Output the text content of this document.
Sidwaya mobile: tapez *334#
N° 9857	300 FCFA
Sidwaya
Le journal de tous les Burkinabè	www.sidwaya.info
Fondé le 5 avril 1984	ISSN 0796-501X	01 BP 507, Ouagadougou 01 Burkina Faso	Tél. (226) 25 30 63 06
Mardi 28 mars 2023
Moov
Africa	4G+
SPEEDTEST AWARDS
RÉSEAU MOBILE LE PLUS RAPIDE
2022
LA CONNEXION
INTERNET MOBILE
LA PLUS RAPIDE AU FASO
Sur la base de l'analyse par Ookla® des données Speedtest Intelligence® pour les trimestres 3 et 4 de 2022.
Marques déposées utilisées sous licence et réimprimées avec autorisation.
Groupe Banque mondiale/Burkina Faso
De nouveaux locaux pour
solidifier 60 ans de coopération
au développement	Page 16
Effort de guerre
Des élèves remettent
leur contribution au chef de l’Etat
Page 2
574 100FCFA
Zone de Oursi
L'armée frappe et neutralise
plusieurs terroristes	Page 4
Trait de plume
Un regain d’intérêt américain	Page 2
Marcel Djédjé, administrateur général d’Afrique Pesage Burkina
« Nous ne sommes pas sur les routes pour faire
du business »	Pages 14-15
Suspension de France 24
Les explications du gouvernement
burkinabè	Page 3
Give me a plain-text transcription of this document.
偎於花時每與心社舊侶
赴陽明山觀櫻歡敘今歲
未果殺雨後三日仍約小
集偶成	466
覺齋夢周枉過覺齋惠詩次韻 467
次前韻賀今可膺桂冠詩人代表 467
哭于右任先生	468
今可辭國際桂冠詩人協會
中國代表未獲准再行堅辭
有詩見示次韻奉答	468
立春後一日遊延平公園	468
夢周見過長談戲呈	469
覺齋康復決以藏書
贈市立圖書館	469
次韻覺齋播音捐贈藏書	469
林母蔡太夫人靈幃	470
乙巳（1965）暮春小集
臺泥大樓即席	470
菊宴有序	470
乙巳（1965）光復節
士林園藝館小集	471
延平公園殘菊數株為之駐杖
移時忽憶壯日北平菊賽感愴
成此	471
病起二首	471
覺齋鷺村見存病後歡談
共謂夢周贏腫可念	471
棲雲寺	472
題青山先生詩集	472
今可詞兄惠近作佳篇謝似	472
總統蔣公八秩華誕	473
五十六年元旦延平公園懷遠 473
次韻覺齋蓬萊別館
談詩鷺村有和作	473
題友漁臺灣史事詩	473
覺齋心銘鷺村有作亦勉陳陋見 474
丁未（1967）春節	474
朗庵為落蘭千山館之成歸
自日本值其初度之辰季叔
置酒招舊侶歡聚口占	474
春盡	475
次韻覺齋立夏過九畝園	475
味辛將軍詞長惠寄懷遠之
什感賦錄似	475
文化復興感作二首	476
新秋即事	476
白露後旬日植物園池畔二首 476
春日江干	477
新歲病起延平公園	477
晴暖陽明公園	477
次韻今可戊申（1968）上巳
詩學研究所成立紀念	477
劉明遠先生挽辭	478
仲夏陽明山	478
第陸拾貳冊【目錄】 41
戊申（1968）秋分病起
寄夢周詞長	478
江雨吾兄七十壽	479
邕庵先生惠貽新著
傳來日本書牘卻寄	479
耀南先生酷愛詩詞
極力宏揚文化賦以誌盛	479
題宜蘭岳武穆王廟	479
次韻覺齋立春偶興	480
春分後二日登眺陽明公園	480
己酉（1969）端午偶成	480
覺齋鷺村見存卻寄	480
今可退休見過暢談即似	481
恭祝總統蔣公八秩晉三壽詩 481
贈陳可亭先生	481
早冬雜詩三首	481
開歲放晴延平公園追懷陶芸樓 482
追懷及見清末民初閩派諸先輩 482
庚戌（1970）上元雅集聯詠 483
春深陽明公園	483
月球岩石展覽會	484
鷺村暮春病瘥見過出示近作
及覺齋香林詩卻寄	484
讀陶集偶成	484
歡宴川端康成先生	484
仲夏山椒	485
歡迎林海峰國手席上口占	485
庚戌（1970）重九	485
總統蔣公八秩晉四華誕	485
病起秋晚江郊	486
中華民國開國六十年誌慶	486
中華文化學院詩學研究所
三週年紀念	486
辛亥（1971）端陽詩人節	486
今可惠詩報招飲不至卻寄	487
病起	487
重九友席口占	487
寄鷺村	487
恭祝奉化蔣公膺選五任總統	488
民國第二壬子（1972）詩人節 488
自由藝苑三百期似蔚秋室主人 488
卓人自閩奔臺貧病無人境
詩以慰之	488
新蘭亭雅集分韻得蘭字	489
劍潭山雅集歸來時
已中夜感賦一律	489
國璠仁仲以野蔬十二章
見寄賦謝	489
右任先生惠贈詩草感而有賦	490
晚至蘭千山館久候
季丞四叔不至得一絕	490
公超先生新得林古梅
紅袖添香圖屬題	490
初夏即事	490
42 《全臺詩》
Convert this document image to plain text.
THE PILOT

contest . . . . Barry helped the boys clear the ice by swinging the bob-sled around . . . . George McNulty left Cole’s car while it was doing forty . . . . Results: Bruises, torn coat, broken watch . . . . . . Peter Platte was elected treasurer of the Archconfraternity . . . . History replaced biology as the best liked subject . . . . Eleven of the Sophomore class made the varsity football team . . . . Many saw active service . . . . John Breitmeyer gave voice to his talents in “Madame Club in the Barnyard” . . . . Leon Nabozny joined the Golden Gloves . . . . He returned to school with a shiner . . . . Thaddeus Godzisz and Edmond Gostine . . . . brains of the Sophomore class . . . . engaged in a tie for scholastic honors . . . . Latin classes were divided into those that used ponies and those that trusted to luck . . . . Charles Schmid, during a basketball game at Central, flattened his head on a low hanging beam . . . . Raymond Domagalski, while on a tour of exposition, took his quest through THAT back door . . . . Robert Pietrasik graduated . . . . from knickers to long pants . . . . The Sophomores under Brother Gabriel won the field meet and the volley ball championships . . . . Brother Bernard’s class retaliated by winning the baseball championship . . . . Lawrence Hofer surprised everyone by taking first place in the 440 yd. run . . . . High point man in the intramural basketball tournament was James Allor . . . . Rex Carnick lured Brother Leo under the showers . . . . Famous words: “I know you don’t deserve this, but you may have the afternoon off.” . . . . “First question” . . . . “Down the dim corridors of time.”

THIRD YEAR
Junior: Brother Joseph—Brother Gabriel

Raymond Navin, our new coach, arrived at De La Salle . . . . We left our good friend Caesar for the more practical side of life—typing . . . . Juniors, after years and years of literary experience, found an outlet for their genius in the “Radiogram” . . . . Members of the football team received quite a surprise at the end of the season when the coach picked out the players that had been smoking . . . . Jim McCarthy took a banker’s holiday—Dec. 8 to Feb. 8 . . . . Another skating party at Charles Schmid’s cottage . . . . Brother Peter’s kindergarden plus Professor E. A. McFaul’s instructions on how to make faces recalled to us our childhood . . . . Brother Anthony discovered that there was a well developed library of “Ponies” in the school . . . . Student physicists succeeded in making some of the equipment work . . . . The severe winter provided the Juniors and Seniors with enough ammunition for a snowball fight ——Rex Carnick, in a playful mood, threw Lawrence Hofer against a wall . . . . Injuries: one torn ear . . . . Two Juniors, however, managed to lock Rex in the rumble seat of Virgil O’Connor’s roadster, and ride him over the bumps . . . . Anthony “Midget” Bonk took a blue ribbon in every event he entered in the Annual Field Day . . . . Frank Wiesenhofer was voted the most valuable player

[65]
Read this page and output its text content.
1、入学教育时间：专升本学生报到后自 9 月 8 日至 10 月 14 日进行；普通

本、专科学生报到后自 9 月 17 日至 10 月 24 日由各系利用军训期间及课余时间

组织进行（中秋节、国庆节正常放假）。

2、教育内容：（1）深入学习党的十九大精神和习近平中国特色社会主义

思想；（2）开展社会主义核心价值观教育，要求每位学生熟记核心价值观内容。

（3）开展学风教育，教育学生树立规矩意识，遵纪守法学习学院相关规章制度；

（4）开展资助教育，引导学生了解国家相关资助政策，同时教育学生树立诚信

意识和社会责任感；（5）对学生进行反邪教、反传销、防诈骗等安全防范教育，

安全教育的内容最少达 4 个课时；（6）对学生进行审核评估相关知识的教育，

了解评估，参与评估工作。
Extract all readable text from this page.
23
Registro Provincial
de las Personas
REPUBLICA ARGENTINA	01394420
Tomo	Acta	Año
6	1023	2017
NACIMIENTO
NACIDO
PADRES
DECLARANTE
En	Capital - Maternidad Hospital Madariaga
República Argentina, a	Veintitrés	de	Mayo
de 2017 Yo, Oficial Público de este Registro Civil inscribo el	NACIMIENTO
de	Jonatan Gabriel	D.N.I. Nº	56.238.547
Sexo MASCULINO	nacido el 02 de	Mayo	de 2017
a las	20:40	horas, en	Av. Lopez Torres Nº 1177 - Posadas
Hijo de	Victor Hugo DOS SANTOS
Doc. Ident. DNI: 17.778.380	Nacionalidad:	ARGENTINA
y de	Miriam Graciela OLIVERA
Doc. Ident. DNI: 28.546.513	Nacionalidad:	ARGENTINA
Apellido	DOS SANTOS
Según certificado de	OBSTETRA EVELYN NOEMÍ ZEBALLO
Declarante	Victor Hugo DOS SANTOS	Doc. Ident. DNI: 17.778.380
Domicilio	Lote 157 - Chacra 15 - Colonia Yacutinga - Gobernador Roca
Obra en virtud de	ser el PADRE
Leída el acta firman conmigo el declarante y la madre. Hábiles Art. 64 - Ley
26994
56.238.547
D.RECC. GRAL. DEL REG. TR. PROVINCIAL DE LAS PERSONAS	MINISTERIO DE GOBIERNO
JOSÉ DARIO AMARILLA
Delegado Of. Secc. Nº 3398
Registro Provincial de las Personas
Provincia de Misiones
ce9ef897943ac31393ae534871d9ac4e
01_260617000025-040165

* _TASK PROMPT_
Extract all lines of the records above that include "Nacionalidad".

* _TASK OUTPUT_
Doc. Ident. DNI: 17.778.380	Nacionalidad:	ARGENTINA
Doc. Ident. DNI: 28.546.513	Nacionalidad:	ARGENTINA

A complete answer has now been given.